EXCERPT PROVIDED:
==================================================
Yesterday I needed to stop at the grocery store to pick up a couple of pantry basics, and because my errand path had me away from the store I usually go to for such items I ended up in a Safeway… utterly befuddled and confused. The item I needed was not in the aisle that it would logically be stocked in.

After 5 or so minutes of scanning the aisle in the event I simply missed it, I waited… and waited… and waited in the hopes that an employee would saunter past and offer some help. No dice. So from the aisle I googled the store phone number and called, hoping to get to someone who could send someone over to offer help. After navigating the phone tree I ended up in the general customer service queue, and much to my amusement I could hear the in-store announcement system paging someone to “pick up on 201”. After another 4 or so minutes I was dumped into a voicemail box. Now I was frustrated, not only do they not have someone physically present that can help me but they don’t have anyone on the phone either… I called again, this time short circuiting the phone tree and after another couple of minutes I did get someone, who was subjected to my frustration (not that she cared anyway) and then someone hurried over to aisle 6 to help me.

And then my new in-store helper did something that went beyond the absurd… he started looking through the shelves that I had been staring at for a good 15 minutes. Finally, I said to him “hey buddy, I’m not an idiot, I have pretty much memorized what is on this shelf and what I’m looking for isn’t here”. He ran off and came back, directing me to aisle 3. Success.

I left that store thinking:

1) I hate Safeway, they suck.

2) Did that guy think I was a moron?

3) I will be hard pressed to go to that store again.

Customer experience matters and in Women’s Wear Daily (WWD is a trade publication for retail, they cover a fascinating range of subjects and increasingly are a goto source for me on how social technologies and trends are impacting the retail environment) there is an in-depth article on why customer experience matters more than ever in the face of competition from online retailers. (The WWD is subscription required, here’s an abstraction of the article.)

Customer service is just one element of customer experience, the bigger topic covers everything from what happens when you are in the parking lot to what you do when you are back at home ruminating about how you had to call the store’s switchboard to get someone to help. Bottom line, this shit matters because nothing beats the convenience of shopping online and I will usually get a better price as well… so retailers need to compete on something other than price and promotion.

No segment is insulated, I bought a car sight unseen and had it shipped across the country, the bathtub, hardware, fixtures, and tile for our new bathroom all came from online sources, when Amazon Fresh arrives I will shift grocery spend to them, and I haven’t stepped foot in a Best Buy in years.

Lastly, over the weekend there was an article about Virgin America (still growing but still losing money) and what was interesting was the comment thread. The overwhelming majority of comments highlighted the great customer service the company delivers… the total customer experience that focuses on getting more money – repeat business – from the customers they already have in addition to acquiring new customers.   This is a great close to my post, retailers need to focus on:

1) Total customer experience: From parking lot to what happens when someone asks you what you think about x, y, or z months later.

2) Use technology to deliver in store help in addition to in person help.

3) Physical aesthetics matter.

4) Empower employees to be decisive and actionable, values matter more than controls.
==================================================
GOAL 1:
In the Safeway post, which aisle did the employee finally direct the writer to?
GOAL 2:
In the Safeway post, substitute "fool" for "moron" and write out the passage between "1) I hate Safeway, they" and "of the article.)", inclusive.

DATA:
==================================================
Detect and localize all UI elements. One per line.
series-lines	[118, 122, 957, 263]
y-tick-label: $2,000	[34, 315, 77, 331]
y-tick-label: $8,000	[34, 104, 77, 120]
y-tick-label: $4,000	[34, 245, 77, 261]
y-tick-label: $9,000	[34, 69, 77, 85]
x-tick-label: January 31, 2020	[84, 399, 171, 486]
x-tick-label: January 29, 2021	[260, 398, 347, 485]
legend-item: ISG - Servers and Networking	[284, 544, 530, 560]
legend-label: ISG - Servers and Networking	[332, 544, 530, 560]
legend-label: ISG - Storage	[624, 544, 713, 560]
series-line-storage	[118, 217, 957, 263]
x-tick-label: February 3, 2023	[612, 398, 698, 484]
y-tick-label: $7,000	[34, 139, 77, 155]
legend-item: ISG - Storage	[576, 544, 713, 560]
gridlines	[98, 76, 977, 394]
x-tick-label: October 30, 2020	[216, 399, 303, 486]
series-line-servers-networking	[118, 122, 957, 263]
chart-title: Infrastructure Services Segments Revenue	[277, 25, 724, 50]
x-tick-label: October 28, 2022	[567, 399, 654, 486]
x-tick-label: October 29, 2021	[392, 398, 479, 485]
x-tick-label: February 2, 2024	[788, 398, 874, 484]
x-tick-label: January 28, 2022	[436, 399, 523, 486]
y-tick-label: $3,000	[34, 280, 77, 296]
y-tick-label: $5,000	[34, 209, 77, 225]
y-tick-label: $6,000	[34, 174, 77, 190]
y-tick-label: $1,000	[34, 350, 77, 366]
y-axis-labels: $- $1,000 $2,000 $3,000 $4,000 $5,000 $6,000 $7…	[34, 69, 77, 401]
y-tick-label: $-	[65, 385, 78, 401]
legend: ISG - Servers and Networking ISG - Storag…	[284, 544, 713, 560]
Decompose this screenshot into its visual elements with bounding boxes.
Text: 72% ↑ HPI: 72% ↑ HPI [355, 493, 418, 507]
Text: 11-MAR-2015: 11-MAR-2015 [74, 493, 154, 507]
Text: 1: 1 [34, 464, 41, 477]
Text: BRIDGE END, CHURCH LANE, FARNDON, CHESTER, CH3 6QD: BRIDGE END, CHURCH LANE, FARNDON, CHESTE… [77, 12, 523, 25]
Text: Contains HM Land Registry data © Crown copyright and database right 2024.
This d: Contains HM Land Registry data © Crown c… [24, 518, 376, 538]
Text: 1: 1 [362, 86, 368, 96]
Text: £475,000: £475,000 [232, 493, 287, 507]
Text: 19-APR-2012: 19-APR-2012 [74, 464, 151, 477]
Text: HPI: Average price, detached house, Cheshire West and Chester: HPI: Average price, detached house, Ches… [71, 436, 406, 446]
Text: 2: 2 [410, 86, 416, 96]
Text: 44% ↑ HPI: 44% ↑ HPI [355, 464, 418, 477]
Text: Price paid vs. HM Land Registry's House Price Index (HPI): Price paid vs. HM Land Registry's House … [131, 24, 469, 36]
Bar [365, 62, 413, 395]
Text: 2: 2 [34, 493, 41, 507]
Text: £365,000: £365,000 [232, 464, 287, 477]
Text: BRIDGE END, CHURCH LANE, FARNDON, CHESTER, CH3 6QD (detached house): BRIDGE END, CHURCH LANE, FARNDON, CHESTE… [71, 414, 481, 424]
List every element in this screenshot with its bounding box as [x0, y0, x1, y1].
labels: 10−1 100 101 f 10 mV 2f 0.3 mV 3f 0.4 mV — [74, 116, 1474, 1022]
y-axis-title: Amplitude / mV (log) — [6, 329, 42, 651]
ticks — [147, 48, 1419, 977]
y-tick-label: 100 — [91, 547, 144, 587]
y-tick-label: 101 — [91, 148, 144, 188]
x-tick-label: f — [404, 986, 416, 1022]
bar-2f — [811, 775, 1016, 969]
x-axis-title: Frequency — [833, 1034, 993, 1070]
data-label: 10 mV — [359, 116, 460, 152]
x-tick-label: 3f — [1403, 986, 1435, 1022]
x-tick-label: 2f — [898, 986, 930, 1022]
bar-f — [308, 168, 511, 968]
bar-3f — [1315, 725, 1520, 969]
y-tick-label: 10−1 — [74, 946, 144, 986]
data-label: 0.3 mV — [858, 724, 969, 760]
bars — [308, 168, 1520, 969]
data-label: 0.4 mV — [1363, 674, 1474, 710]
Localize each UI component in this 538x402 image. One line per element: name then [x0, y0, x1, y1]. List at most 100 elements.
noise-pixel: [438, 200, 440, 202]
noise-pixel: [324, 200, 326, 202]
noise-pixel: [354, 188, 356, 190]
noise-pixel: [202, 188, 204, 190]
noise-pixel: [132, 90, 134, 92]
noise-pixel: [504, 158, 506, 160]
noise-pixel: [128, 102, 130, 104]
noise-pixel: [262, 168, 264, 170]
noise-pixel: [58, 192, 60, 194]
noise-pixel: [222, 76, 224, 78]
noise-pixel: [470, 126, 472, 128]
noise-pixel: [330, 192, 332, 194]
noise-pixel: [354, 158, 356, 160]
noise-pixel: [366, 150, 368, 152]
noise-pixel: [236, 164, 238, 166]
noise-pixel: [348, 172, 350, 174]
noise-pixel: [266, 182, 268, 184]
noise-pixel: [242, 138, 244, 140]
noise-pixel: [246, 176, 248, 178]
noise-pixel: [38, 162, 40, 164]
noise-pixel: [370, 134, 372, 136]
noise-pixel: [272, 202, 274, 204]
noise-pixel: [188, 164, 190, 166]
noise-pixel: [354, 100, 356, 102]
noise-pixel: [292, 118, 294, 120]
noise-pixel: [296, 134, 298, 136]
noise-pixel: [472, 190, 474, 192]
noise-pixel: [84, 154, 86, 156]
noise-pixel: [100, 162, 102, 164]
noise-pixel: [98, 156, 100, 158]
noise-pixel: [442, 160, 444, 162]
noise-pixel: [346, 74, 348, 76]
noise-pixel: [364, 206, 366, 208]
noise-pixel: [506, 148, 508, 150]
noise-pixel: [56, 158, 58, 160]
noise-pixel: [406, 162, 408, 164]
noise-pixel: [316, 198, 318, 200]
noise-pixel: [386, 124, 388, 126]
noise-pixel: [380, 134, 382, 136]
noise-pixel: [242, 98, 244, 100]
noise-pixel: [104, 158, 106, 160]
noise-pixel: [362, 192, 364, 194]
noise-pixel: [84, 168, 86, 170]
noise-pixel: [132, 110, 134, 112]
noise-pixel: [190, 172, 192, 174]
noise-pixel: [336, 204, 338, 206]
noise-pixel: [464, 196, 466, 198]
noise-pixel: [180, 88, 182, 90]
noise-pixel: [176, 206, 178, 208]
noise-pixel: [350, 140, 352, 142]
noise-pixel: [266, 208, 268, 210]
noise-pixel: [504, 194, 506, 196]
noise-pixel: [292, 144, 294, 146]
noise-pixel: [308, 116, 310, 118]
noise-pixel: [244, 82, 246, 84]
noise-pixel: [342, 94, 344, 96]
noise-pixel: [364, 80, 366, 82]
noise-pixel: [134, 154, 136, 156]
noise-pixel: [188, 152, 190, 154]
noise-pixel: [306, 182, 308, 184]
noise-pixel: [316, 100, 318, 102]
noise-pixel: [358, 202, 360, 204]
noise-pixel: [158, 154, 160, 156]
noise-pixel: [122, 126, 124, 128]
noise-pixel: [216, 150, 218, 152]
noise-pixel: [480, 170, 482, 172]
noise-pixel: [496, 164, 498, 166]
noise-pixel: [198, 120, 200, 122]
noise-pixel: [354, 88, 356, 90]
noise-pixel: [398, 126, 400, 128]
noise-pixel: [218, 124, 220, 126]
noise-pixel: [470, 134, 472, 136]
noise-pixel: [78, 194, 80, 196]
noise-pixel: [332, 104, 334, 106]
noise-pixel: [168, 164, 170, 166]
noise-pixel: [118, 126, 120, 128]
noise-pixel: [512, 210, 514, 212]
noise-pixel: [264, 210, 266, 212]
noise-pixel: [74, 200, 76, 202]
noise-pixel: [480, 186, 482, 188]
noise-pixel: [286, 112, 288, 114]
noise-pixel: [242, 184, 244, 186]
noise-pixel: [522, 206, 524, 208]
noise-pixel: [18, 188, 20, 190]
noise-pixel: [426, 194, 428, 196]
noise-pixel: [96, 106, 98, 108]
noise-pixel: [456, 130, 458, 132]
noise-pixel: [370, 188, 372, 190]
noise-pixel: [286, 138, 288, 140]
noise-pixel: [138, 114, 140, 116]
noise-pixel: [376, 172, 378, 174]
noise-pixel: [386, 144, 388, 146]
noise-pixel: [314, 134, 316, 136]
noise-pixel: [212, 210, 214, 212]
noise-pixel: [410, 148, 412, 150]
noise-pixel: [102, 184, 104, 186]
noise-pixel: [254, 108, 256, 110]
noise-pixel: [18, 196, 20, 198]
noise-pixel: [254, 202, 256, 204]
==================================================
EXERCISE ANSWER 1:
Aisle 3.

EXERCISE ANSWER 2:
1) I hate Safeway, they suck.

2) Did that guy think I was a fool?

3) I will be hard pressed to go to that store again.

Customer experience matters and in Women’s Wear Daily (WWD is a trade publication for retail, they cover a fascinating range of subjects and increasingly are a goto source for me on how social technologies and trends are impacting the retail environment) there is an in-depth article on why customer experience matters more than ever in the face of competition from online retailers. (The WWD is subscription required, here’s an abstraction of the article.)